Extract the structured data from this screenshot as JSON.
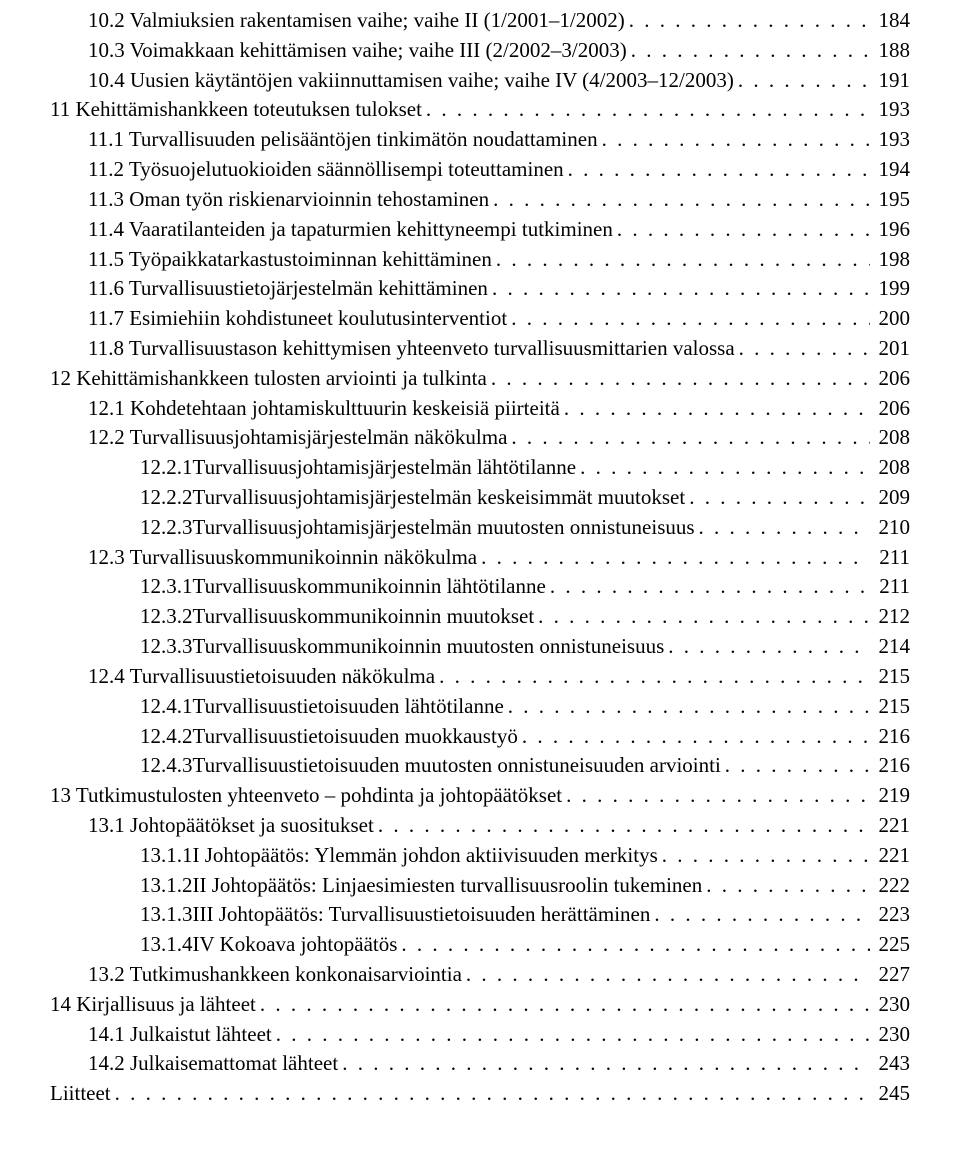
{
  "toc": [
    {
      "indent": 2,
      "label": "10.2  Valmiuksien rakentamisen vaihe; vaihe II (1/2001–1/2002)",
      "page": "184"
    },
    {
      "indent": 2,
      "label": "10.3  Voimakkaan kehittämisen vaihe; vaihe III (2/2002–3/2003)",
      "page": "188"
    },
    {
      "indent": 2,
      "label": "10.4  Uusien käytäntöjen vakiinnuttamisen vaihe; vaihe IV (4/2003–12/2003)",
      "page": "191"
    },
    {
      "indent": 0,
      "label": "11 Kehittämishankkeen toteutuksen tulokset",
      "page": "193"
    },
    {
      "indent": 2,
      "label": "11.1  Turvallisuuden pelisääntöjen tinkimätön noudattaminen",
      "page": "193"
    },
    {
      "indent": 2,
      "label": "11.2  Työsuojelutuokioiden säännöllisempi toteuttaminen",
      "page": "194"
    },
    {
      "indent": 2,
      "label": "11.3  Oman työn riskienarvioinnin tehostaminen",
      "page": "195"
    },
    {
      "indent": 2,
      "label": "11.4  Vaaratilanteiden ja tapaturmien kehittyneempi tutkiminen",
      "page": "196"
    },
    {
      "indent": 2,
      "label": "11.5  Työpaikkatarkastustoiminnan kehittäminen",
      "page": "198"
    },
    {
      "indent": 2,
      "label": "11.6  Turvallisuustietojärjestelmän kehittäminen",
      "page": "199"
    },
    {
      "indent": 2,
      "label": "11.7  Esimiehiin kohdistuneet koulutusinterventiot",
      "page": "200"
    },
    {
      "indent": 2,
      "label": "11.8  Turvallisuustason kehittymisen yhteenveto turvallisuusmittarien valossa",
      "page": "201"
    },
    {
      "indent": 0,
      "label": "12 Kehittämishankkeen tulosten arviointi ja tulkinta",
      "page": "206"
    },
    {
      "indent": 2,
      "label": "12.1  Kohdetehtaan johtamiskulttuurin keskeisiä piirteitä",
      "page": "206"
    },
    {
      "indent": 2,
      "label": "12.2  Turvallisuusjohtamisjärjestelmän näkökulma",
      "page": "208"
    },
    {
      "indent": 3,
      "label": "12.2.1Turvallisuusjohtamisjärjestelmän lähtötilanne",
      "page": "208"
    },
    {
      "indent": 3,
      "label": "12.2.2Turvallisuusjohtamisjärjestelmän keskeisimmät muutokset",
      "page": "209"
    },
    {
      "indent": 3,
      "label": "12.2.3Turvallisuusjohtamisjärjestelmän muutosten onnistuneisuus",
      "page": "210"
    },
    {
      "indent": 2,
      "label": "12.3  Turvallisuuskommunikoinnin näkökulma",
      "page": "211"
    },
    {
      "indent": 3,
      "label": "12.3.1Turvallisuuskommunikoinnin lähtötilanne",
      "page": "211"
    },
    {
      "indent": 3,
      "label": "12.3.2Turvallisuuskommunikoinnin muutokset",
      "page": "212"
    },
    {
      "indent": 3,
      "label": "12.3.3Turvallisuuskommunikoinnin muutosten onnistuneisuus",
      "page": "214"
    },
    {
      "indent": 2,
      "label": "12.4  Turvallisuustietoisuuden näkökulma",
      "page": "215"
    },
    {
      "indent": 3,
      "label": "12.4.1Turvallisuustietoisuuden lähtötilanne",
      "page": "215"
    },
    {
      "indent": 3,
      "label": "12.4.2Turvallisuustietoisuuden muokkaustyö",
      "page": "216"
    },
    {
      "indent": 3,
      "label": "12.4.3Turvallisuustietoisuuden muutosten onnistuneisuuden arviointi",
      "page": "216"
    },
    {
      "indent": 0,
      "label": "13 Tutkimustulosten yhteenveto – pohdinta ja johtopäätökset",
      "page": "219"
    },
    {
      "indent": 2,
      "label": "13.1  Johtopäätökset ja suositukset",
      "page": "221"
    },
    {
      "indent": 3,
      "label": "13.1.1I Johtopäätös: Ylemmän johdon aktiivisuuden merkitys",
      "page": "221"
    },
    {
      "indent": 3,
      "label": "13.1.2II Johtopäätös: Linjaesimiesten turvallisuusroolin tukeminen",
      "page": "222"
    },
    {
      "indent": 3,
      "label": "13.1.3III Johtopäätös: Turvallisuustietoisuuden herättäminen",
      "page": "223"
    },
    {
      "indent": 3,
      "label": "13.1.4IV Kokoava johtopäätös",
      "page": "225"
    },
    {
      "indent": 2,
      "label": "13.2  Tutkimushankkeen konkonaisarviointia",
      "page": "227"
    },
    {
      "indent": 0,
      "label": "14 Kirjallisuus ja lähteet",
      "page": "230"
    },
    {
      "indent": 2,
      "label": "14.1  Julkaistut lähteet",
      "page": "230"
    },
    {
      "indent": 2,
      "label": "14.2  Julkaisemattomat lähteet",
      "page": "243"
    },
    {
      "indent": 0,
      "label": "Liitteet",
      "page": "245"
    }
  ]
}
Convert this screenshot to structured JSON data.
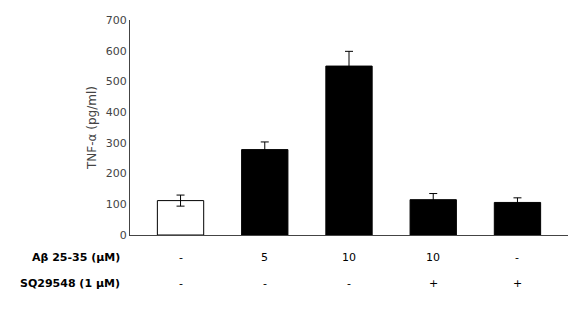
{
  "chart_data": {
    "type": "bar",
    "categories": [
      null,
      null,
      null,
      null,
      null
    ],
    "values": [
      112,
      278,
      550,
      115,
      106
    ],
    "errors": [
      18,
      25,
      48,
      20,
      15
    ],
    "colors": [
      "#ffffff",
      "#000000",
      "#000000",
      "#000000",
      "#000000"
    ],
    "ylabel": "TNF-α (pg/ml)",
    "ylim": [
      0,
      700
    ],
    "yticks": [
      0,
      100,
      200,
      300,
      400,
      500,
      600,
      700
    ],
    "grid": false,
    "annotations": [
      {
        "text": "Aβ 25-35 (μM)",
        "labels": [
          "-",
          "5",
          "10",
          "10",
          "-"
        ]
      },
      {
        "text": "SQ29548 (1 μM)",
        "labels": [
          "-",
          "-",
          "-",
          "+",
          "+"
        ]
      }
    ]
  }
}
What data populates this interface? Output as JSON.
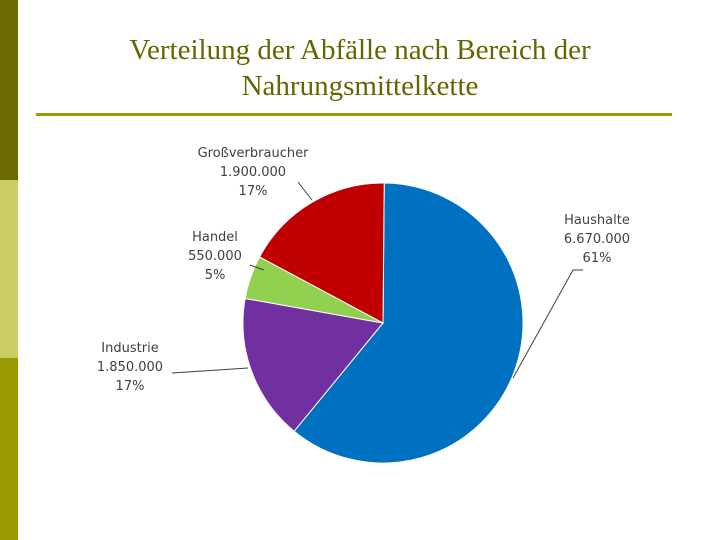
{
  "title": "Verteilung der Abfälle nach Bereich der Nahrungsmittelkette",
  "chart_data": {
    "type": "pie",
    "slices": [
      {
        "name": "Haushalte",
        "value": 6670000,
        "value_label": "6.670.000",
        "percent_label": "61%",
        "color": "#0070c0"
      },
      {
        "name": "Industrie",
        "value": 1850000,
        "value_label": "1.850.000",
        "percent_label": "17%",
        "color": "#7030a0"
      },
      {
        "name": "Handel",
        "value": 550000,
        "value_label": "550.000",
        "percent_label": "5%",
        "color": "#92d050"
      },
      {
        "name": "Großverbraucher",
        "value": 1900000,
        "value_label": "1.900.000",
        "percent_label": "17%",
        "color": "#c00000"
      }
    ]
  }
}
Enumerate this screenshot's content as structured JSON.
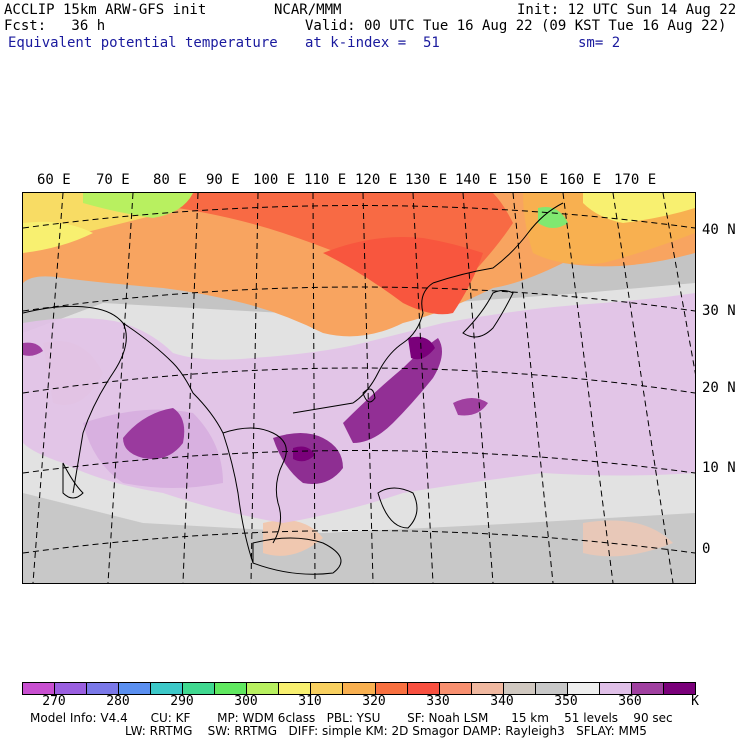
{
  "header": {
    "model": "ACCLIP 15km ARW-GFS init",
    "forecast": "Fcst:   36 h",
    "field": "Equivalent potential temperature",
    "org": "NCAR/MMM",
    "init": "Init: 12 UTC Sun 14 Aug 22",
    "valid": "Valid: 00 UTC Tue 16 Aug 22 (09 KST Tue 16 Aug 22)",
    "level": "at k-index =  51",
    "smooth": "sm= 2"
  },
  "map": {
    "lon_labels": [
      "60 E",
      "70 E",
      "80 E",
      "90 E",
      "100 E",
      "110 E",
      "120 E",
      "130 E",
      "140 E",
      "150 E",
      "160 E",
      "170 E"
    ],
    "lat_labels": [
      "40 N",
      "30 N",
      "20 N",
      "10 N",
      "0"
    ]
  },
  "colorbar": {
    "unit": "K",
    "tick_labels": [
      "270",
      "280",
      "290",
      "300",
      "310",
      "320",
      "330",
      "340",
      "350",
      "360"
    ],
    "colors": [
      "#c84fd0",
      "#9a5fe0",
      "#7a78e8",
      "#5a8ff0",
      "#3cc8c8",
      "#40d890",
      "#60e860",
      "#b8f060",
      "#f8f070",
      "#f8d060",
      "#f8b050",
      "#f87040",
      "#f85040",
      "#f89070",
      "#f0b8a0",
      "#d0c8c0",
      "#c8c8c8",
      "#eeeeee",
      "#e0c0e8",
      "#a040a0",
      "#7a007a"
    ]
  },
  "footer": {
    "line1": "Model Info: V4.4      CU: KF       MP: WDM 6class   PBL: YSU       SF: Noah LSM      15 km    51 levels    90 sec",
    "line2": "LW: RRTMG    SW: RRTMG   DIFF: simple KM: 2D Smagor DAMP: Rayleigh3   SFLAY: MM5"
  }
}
********************
# What is asked:
Collect, from the material above, every line containing the word "structured".

# Exercise solution:
Extract the structured data from this screenshot as JSON.
Convert this screenshot to structured JSON data.
Enumerate this screenshot's content as structured JSON.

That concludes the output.